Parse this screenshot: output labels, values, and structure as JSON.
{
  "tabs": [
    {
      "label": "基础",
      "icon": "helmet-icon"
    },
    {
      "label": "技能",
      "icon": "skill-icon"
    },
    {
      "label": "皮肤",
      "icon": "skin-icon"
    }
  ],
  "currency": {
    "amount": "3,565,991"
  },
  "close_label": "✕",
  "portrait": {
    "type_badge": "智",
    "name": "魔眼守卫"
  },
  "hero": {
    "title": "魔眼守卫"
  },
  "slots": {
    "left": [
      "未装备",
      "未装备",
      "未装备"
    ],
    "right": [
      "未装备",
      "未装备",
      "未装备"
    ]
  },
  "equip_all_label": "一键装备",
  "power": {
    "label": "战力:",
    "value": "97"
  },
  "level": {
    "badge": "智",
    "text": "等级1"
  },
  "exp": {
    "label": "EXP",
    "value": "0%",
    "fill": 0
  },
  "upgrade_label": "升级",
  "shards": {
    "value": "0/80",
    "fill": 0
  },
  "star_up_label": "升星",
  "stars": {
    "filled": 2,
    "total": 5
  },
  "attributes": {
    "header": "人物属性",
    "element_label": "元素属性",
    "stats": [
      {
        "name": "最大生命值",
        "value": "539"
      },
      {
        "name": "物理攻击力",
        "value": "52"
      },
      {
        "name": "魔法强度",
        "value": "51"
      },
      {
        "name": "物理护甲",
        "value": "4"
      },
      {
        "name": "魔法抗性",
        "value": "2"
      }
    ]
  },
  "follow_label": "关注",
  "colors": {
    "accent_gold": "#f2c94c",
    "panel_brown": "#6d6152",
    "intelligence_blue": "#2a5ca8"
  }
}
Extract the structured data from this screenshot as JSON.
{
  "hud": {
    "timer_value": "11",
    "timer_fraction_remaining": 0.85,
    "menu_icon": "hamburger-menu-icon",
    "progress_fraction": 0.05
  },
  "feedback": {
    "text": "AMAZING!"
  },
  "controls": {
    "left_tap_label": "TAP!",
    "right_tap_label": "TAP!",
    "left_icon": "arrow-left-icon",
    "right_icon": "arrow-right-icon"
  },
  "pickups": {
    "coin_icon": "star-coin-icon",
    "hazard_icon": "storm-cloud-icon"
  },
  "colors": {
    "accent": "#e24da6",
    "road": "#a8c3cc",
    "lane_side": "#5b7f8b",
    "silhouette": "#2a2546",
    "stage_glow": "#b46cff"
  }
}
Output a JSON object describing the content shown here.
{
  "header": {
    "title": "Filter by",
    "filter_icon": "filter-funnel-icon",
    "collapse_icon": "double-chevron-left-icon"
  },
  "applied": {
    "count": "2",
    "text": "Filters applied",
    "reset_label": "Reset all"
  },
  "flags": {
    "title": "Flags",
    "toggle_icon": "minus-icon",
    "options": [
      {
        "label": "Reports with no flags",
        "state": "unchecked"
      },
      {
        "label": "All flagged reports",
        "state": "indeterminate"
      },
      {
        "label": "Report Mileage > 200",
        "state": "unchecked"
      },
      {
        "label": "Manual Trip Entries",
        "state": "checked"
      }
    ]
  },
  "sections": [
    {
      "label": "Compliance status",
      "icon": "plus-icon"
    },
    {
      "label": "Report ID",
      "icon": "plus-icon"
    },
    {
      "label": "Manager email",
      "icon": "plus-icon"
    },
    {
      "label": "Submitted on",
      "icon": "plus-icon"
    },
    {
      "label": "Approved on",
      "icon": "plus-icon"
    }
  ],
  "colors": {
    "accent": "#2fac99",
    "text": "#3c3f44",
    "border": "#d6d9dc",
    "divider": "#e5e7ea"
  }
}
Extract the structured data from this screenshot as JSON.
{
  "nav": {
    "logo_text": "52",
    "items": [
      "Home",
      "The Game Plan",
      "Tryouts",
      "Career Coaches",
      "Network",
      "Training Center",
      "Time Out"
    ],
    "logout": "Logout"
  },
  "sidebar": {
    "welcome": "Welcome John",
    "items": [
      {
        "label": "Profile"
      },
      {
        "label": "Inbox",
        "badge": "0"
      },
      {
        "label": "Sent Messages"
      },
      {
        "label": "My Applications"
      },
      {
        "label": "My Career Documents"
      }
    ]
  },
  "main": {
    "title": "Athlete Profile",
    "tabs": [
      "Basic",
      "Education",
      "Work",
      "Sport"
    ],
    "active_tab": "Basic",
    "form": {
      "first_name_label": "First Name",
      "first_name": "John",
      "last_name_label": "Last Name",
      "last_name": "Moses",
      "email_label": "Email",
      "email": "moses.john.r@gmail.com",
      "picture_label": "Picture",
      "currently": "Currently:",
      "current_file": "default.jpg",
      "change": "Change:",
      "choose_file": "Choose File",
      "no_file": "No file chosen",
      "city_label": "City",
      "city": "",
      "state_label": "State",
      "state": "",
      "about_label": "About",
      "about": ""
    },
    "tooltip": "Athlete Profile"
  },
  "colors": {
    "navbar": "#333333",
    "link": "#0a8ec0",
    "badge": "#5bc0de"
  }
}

● ● ●

Check all the records above and select each line where the string "arrow" is found.

    "left_icon": "arrow-left-icon",
    "right_icon": "arrow-right-icon"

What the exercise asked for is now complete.